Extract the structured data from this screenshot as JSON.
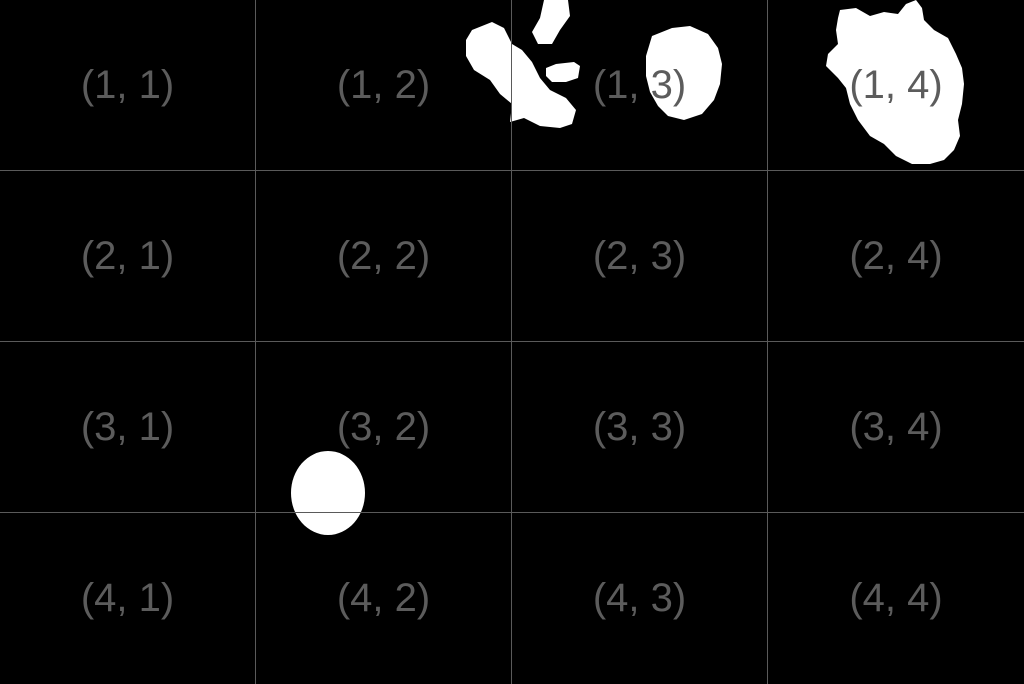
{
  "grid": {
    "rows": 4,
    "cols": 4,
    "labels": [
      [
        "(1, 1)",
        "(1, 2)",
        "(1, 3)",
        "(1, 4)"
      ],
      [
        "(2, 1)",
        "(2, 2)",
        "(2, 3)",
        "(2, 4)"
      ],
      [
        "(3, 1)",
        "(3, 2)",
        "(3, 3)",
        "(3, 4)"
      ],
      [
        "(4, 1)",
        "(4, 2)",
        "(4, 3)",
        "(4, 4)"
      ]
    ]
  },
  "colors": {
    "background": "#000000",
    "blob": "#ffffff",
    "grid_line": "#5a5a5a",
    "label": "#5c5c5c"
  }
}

==

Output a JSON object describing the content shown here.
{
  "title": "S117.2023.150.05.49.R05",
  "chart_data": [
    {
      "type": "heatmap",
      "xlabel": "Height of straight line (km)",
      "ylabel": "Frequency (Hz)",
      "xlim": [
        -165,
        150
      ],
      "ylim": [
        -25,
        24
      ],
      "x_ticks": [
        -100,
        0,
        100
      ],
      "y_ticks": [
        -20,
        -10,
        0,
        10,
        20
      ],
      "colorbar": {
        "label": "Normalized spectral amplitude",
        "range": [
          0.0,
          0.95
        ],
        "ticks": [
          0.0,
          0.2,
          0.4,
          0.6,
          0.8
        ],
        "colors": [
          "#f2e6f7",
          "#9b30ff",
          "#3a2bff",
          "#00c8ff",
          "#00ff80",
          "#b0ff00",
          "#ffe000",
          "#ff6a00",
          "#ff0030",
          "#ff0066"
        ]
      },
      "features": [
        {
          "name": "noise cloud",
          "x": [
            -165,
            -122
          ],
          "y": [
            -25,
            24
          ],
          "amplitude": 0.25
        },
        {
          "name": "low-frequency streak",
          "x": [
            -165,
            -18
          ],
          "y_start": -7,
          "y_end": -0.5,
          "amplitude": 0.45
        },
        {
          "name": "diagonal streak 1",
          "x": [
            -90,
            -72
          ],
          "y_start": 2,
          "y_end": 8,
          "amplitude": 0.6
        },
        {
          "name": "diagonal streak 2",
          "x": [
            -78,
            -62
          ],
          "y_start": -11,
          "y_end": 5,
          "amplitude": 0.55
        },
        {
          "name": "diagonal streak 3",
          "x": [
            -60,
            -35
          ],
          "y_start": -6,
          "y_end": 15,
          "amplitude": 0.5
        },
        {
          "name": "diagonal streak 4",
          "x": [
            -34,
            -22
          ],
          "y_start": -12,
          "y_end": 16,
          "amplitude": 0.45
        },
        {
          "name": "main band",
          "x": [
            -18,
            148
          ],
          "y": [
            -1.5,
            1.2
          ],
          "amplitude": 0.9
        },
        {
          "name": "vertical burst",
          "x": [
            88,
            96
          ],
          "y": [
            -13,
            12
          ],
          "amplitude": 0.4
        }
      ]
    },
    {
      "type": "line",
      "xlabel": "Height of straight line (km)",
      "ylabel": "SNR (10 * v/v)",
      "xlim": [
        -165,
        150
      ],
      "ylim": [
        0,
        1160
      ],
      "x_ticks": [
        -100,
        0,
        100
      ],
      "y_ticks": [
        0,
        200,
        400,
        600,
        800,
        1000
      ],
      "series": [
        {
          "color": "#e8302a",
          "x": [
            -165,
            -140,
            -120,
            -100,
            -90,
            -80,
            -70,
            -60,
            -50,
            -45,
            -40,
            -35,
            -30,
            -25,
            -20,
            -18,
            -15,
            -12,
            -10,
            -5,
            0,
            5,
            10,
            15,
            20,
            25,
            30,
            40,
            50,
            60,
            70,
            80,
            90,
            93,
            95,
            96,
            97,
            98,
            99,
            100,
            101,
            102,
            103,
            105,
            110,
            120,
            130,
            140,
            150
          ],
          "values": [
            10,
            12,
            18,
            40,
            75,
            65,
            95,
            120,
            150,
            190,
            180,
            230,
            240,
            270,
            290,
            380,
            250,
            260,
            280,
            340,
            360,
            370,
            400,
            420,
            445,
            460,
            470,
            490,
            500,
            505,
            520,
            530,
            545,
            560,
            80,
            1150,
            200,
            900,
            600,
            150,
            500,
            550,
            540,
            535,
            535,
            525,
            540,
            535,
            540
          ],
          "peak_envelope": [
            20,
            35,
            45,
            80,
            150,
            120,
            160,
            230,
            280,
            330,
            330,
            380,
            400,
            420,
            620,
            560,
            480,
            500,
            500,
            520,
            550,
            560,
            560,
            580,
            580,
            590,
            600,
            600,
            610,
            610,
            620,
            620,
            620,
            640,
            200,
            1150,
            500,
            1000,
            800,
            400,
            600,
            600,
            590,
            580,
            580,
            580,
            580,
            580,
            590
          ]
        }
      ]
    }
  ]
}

WHAT THIS TASK INVOLVES >> How many lines in the records above contain the word "amplitude"? Reply with the number alone.

TASK RESULT >> 9